- _Direction_: Spot every line with the word "April" and return it.

- _Provided data_:
══════

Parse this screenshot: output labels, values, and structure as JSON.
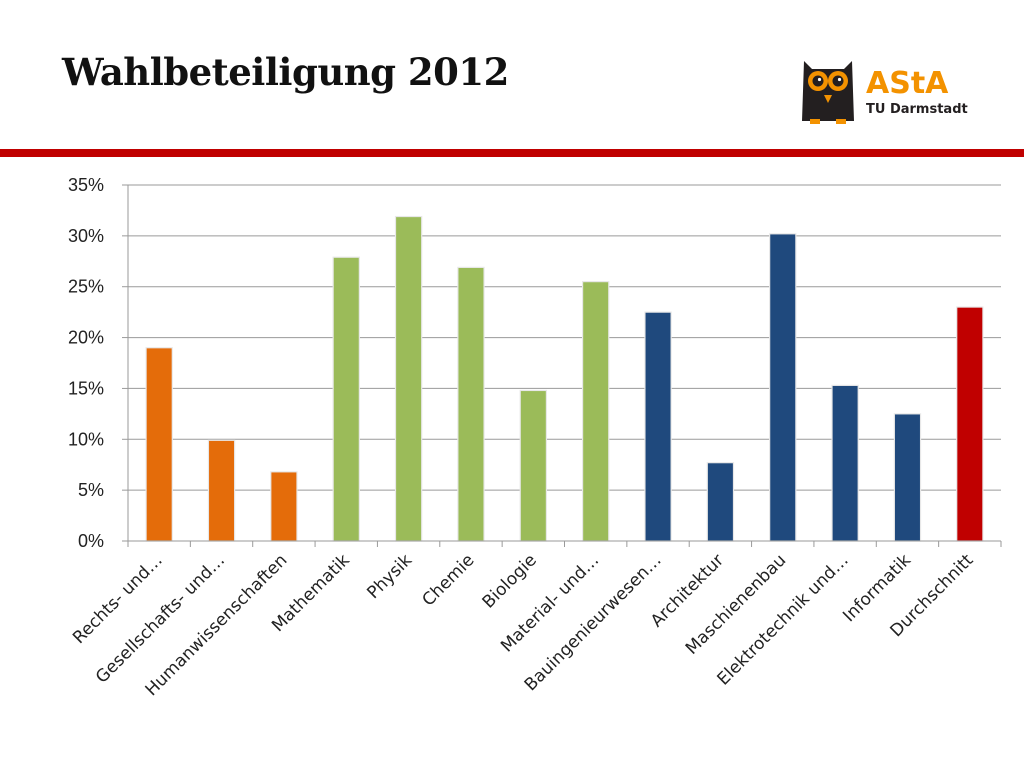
{
  "slide": {
    "title": "Wahlbeteiligung 2012"
  },
  "logo": {
    "wordmark": "AStA",
    "subtitle": "TU Darmstadt",
    "icon": "owl-icon",
    "colors": {
      "owl_body": "#231f20",
      "accent": "#f39200"
    }
  },
  "divider_color": "#c00000",
  "chart_data": {
    "type": "bar",
    "title": "",
    "xlabel": "",
    "ylabel": "",
    "ylim": [
      0,
      0.35
    ],
    "y_ticks": [
      0,
      0.05,
      0.1,
      0.15,
      0.2,
      0.25,
      0.3,
      0.35
    ],
    "y_tick_labels": [
      "0%",
      "5%",
      "10%",
      "15%",
      "20%",
      "25%",
      "30%",
      "35%"
    ],
    "grid": true,
    "legend": "none",
    "categories": [
      "Rechts- und…",
      "Gesellschafts- und…",
      "Humanwissenschaften",
      "Mathematik",
      "Physik",
      "Chemie",
      "Biologie",
      "Material- und…",
      "Bauingenieurwesen…",
      "Architektur",
      "Maschienenbau",
      "Elektrotechnik und…",
      "Informatik",
      "Durchschnitt"
    ],
    "values": [
      0.19,
      0.099,
      0.068,
      0.279,
      0.319,
      0.269,
      0.148,
      0.255,
      0.225,
      0.077,
      0.302,
      0.153,
      0.125,
      0.23
    ],
    "colors": [
      "#e46c0a",
      "#e46c0a",
      "#e46c0a",
      "#9bbb59",
      "#9bbb59",
      "#9bbb59",
      "#9bbb59",
      "#9bbb59",
      "#1f497d",
      "#1f497d",
      "#1f497d",
      "#1f497d",
      "#1f497d",
      "#c00000"
    ]
  }
}
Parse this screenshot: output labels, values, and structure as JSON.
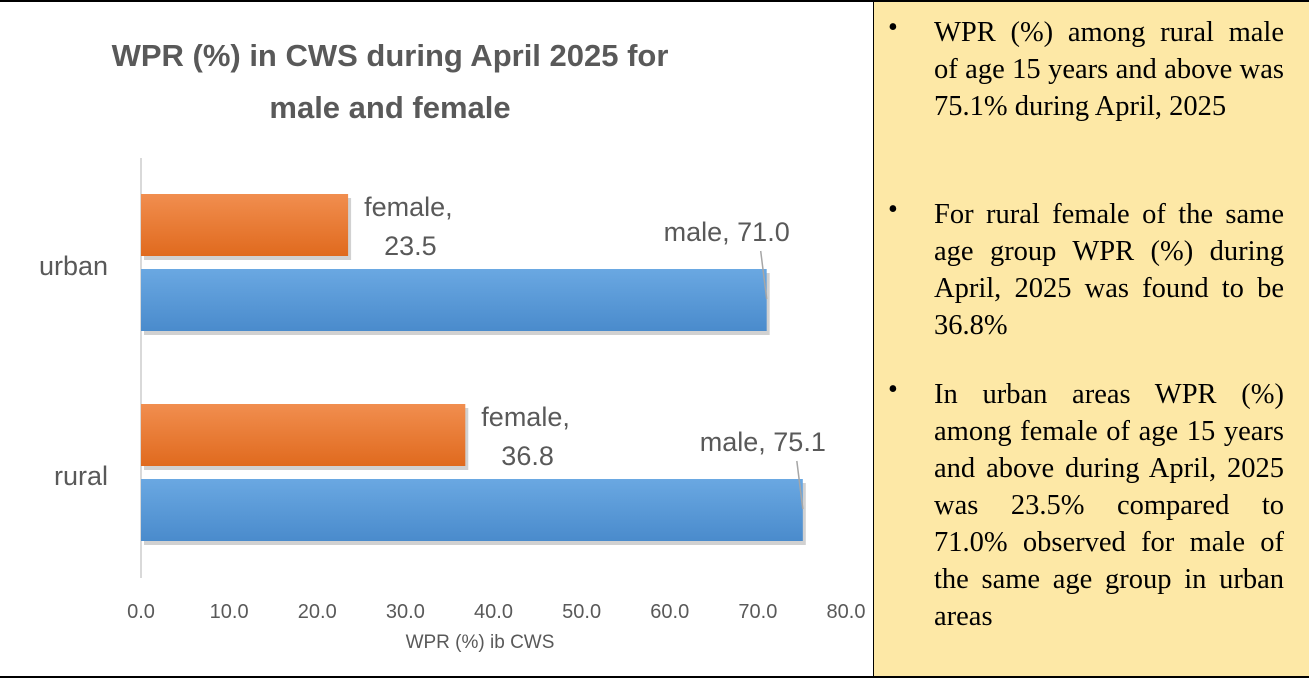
{
  "chart_data": {
    "type": "bar",
    "orientation": "horizontal",
    "title": "WPR  (%) in CWS during April 2025 for\nmale and female",
    "xlabel": "WPR (%) ib CWS",
    "ylabel": "",
    "categories": [
      "urban",
      "rural"
    ],
    "series": [
      {
        "name": "female",
        "values": [
          23.5,
          36.8
        ],
        "data_labels": [
          "female,\n23.5",
          "female,\n36.8"
        ]
      },
      {
        "name": "male",
        "values": [
          71.0,
          75.1
        ],
        "data_labels": [
          "male, 71.0",
          "male, 75.1"
        ]
      }
    ],
    "xlim": [
      0,
      80
    ],
    "x_ticks": [
      "0.0",
      "10.0",
      "20.0",
      "30.0",
      "40.0",
      "50.0",
      "60.0",
      "70.0",
      "80.0"
    ],
    "grid": false,
    "legend": "none",
    "colors": {
      "female": "#ed7d31",
      "male": "#5b9bd5",
      "text": "#595959",
      "axis": "#d9d9d9"
    }
  },
  "notes": {
    "background": "#fde8a6",
    "bullet": "•",
    "items": [
      "WPR (%) among rural male of age 15 years and above was 75.1% during April, 2025",
      "For rural female of the same age group WPR (%) during April, 2025 was found to be 36.8%",
      "In urban areas WPR (%) among female of age 15 years and above during April, 2025 was 23.5% compared to 71.0% observed for male of the same age group in urban areas"
    ]
  }
}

══════

- _Exercise solution_:
    "title": "WPR  (%) in CWS during April 2025 for\nmale and female",
      "WPR (%) among rural male of age 15 years and above was 75.1% during April, 2025",
      "For rural female of the same age group WPR (%) during April, 2025 was found to be 36.8%",
      "In urban areas WPR (%) among female of age 15 years and above during April, 2025 was 23.5% compared to 71.0% observed for male of the same age group in urban areas"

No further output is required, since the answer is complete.